> WHAT YOU HAVE TO DO:
Extract each line holding the word "name" from the entries.

Dataset entries
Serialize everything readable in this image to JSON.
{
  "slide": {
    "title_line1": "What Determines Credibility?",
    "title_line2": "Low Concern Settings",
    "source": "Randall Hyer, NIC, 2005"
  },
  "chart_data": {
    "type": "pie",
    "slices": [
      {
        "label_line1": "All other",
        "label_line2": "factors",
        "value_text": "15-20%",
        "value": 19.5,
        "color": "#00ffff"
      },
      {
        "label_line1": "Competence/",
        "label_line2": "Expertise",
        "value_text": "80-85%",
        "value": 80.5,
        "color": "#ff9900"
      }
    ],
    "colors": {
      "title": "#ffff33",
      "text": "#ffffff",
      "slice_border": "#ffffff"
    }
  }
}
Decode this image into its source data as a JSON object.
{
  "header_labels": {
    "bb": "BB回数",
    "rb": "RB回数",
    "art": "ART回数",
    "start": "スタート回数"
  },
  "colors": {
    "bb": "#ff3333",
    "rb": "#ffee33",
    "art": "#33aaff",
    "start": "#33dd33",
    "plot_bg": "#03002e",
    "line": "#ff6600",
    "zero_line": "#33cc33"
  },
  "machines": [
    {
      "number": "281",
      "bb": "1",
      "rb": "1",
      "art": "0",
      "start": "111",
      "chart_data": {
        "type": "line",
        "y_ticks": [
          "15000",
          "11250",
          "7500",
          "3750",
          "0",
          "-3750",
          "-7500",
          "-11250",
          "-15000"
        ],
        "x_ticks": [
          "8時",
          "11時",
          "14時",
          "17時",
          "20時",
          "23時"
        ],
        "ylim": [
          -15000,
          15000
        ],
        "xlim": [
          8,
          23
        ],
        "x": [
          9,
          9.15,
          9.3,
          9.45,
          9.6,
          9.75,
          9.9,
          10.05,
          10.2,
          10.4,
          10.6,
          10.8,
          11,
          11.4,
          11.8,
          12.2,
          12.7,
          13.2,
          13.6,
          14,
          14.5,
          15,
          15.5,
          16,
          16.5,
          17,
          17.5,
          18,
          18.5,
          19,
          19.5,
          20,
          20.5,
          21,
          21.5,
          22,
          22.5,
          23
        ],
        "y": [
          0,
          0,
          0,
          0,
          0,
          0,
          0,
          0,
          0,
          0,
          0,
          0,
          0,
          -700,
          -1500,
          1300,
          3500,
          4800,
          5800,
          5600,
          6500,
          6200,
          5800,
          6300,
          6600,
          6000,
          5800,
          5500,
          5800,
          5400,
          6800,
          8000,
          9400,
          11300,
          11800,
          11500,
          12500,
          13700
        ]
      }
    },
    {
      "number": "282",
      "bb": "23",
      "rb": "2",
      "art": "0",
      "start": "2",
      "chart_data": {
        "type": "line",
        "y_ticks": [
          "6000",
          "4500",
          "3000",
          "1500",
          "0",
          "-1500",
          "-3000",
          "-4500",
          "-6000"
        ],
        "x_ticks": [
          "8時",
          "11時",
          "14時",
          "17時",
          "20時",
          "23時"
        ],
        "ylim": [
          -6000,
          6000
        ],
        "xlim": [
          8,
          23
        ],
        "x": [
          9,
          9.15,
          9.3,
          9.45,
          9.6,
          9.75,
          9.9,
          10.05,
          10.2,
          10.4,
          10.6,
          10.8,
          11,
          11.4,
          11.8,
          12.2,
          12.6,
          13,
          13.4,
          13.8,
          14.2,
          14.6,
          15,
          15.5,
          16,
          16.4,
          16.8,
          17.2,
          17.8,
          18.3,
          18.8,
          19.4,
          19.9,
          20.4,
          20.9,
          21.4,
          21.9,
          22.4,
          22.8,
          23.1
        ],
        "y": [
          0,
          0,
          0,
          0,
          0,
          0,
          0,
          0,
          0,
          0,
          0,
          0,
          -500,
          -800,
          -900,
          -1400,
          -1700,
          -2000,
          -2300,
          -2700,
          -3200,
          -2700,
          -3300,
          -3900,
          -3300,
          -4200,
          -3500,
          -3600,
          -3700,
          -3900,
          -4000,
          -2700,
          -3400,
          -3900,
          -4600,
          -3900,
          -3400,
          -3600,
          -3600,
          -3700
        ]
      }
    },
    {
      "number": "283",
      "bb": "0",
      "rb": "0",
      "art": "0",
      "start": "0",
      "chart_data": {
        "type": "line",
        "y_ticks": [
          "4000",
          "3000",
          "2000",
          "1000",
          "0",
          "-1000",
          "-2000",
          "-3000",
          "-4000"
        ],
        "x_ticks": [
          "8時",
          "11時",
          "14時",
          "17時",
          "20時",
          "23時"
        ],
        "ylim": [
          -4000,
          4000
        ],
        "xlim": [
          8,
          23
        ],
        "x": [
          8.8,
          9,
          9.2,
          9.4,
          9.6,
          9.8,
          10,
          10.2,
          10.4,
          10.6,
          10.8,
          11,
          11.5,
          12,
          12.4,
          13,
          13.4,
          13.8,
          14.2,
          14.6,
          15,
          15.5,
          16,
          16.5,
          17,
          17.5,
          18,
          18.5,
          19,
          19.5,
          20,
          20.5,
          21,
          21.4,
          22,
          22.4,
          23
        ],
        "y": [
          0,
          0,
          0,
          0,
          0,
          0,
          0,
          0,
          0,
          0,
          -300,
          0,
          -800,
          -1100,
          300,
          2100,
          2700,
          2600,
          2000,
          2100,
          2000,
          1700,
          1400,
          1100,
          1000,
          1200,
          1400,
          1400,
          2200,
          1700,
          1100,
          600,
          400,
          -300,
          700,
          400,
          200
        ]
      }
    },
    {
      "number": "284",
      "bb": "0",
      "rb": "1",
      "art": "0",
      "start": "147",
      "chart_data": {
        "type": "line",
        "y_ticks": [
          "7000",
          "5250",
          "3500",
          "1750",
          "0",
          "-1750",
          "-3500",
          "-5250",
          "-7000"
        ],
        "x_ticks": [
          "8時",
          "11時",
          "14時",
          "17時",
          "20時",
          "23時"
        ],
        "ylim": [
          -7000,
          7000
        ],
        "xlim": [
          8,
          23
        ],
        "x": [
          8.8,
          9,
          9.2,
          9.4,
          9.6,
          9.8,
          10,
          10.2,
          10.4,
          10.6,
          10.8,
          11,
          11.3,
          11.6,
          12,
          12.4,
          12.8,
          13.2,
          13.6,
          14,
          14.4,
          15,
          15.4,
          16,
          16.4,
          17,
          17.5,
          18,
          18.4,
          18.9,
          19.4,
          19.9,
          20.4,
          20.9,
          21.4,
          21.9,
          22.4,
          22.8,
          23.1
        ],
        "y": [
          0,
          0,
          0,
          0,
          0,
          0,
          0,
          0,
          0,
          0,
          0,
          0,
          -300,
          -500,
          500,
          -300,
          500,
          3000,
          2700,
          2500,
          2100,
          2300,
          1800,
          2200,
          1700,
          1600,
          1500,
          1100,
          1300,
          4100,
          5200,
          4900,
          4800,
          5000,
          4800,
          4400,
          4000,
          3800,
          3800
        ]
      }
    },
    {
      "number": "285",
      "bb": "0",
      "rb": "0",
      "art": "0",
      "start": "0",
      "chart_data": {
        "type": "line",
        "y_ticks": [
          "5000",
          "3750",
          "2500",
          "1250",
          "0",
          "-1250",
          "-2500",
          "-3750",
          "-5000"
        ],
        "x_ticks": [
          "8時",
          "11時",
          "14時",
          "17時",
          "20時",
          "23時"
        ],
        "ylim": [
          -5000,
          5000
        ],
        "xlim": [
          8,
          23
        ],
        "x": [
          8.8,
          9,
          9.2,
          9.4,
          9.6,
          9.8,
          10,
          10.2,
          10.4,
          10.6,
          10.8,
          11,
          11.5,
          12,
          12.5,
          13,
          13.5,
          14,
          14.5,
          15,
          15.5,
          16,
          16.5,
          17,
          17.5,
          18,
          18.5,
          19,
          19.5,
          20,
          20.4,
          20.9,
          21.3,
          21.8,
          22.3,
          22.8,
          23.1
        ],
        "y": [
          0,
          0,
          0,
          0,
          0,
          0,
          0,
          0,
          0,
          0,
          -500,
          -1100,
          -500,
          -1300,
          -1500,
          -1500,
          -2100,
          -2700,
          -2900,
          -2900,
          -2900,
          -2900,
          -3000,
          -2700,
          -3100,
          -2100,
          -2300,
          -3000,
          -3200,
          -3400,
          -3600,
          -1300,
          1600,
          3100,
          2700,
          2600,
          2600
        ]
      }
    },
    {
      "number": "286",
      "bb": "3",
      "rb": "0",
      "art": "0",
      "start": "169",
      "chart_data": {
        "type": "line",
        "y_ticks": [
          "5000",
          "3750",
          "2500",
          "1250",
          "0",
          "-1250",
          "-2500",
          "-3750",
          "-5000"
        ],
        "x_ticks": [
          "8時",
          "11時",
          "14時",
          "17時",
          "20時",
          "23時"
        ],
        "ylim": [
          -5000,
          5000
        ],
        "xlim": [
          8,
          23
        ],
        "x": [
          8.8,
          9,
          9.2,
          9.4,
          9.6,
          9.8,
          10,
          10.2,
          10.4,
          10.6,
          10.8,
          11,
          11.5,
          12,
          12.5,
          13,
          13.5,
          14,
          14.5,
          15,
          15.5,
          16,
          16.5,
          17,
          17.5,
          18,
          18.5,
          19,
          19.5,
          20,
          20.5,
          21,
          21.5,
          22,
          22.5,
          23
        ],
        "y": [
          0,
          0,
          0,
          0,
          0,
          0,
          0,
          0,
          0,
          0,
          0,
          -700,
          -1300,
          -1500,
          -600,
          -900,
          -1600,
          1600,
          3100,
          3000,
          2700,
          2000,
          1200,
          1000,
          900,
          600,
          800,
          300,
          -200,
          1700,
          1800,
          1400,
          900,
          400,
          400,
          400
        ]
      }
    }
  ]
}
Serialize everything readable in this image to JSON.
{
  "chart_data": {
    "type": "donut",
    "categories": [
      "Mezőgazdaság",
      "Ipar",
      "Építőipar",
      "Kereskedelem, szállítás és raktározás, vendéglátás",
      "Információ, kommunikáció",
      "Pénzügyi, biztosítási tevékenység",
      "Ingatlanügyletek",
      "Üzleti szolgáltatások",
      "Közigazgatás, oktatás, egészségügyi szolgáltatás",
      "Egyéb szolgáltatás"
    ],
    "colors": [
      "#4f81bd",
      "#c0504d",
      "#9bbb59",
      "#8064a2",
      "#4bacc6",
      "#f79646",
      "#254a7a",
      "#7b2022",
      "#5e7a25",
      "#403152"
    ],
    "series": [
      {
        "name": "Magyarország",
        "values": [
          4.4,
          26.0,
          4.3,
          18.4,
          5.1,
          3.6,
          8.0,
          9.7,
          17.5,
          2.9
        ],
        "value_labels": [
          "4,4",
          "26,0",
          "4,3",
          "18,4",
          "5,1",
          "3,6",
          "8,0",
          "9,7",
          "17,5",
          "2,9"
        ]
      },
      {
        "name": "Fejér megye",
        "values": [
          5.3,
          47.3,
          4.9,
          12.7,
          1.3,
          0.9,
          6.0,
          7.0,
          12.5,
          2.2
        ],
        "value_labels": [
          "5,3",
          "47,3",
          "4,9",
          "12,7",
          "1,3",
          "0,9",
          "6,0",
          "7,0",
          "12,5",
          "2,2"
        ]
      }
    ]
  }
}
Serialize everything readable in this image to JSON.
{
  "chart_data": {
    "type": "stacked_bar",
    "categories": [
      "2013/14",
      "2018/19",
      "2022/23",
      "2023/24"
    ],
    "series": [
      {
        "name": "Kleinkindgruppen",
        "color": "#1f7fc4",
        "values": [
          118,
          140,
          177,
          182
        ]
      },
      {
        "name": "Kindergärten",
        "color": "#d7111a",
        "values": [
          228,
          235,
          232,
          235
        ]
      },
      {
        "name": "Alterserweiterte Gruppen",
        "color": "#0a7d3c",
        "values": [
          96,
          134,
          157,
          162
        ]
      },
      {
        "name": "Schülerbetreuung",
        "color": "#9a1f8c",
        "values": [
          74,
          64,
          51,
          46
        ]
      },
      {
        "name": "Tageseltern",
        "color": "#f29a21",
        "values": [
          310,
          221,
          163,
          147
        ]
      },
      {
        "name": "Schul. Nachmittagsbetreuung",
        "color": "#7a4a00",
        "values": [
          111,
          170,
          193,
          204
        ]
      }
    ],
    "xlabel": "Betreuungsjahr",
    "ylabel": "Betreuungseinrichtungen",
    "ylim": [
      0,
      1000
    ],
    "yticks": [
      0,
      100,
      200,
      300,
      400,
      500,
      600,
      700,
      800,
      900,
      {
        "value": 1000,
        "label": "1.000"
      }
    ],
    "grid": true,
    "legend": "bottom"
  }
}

> RESPONSE TO THIS TASK:
        "name": "Magyarország",
        "name": "Fejér megye",
        "name": "Kleinkindgruppen",
        "name": "Kindergärten",
        "name": "Alterserweiterte Gruppen",
        "name": "Schülerbetreuung",
        "name": "Tageseltern",
        "name": "Schul. Nachmittagsbetreuung",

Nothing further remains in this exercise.